SÉRIE D'EXERCICES:
a) Reproduisez fidèlement le passage de l'extrait du document qui va de "On note également" jusqu'à "dépôt durant l'élaboration.".
b) D'après l'extrait du document, sur quelle épaisseur le mode rasant permet-il de détecter des composés ?

EXTRAIT DU DOCUMENT:
Afin de mettre en évidence des phases d'éventuels produits de corrosion en surface nous procédons à une diffraction de rayons X en mode rasant. Le mode rasant permet de détecter des composés sur une épaisseur de l’ordre de 0,1 µm. Les diagrammes de diffraction nous donnent deux types de résultats.
Pour les échantillons A
et B, les diagrammes de diffraction obtenus en mode rasant sont identiques aux
diagrammes de diffraction obtenus en mode couplé.
Les diagrammes de
diffraction C ( Figure 67) et D ne comportent aucun pic de diffraction. La
surface est recouverte d'une fine couche de produit complètement amorphe dont
la nature chimique ne peut pas être caractérisée par cette technique.
Cependant nous pouvons établir une relation entre la présence de cette phase amorphe et l'absence de trace de Mn8O10Cl3 sur les diagrammes de diffraction effectués en mode couplé. En effet, chaque dépôt comporte soit une phase amorphe, soit des traces de Mn8O10Cl3.
La diffraction de rayons X met en évidence la présence de phase de zinc-manganèse dans les dépôts. Dans deux cas, on note la présence de traces de produit de corrosion (oxychlorures de manganèse). Dans deux autres cas, les dépôts semblent recouverts d'une couche fine amorphe. Pour déterminer la nature de chimique de cette couche nous avons recours à une nouvelle technique : La spectrométrie de photoélectron de rayons X (X.P.S).
figure 67
Une analyse en X.P.S. est effectuée sur les échantillons B, C, D. Cette analyse donne trois résultats :
Le principal composant
de la surface est du zinc. Ce zinc se trouve uniquement à l'état métallique. Ce
résultat est très important car il démontre que le manganèse remplit son rôle
sacrificiel en empêchant la réaction d'oxydation du zinc.
Le deuxième composant de
la surface est du manganèse sous forme de dioxyde MnO2 . Or, nous
n'observons pas cette phase sur les diagrammes de diffraction de rayons X. Le
dioxyde de manganèse pourrait être le constituant de la couche amorphe.
On note également la
présence de groupes carbonilyques et carboxyliques qui proviennent des
additifs. Cette observation montre que des molécules d'additifs sont piégées
dans le dépôt durant l'élaboration.

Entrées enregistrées
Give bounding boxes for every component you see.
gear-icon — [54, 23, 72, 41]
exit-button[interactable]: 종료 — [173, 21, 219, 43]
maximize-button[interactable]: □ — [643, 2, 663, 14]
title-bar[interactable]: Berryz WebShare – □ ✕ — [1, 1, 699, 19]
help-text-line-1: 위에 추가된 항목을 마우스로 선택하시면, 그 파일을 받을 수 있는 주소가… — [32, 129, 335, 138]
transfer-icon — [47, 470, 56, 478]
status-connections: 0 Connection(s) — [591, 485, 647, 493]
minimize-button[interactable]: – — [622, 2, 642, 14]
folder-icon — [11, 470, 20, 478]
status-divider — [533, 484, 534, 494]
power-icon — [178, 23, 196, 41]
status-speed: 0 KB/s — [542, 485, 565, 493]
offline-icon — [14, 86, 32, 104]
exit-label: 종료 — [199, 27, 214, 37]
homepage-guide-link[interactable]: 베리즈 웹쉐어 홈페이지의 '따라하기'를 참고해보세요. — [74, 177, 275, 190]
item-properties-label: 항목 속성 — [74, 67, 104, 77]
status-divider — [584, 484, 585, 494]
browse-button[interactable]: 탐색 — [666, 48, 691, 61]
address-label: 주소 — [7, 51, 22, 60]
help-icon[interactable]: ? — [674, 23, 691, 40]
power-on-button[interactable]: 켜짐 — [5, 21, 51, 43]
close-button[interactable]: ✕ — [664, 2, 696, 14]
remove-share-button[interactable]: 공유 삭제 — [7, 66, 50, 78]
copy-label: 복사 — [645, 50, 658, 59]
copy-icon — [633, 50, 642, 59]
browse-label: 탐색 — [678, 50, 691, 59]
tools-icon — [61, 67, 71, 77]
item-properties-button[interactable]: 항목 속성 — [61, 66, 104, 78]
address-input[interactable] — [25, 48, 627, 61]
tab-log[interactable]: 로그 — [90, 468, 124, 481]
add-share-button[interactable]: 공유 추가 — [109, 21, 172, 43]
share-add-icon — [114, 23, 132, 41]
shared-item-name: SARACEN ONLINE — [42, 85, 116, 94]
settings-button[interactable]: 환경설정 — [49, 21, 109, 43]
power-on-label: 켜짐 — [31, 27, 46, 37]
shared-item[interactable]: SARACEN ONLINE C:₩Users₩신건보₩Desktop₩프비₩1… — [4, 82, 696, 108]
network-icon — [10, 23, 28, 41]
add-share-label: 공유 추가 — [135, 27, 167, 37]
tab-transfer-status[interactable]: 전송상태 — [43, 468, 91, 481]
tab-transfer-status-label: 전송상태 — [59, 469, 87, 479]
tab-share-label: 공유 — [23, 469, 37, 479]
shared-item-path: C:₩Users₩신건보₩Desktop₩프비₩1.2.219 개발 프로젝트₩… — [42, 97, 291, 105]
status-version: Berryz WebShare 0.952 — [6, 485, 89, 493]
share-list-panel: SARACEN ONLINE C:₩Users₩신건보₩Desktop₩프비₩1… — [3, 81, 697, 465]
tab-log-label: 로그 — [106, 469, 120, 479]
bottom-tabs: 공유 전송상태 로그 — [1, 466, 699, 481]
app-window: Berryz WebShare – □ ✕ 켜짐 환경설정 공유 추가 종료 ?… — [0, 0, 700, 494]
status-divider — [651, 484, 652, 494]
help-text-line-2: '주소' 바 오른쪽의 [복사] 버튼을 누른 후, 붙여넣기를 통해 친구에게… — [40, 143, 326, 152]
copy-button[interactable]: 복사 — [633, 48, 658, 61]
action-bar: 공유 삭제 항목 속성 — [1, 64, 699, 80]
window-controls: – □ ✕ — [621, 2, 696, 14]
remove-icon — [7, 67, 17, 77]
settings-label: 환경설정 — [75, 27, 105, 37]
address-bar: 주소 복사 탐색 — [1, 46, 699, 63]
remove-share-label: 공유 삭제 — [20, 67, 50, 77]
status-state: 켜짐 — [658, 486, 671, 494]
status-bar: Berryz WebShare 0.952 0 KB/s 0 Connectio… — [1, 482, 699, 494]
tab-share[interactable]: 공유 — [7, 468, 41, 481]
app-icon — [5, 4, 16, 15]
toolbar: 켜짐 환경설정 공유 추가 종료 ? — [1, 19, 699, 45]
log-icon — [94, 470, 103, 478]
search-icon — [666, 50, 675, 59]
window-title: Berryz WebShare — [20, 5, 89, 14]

RÉSULTATS PAR TÂCHE:
a)
On note également la
présence de groupes carbonilyques et carboxyliques qui proviennent des
additifs. Cette observation montre que des molécules d'additifs sont piégées
dans le dépôt durant l'élaboration.

b) Sur une épaisseur de l'ordre de 0,1 µm.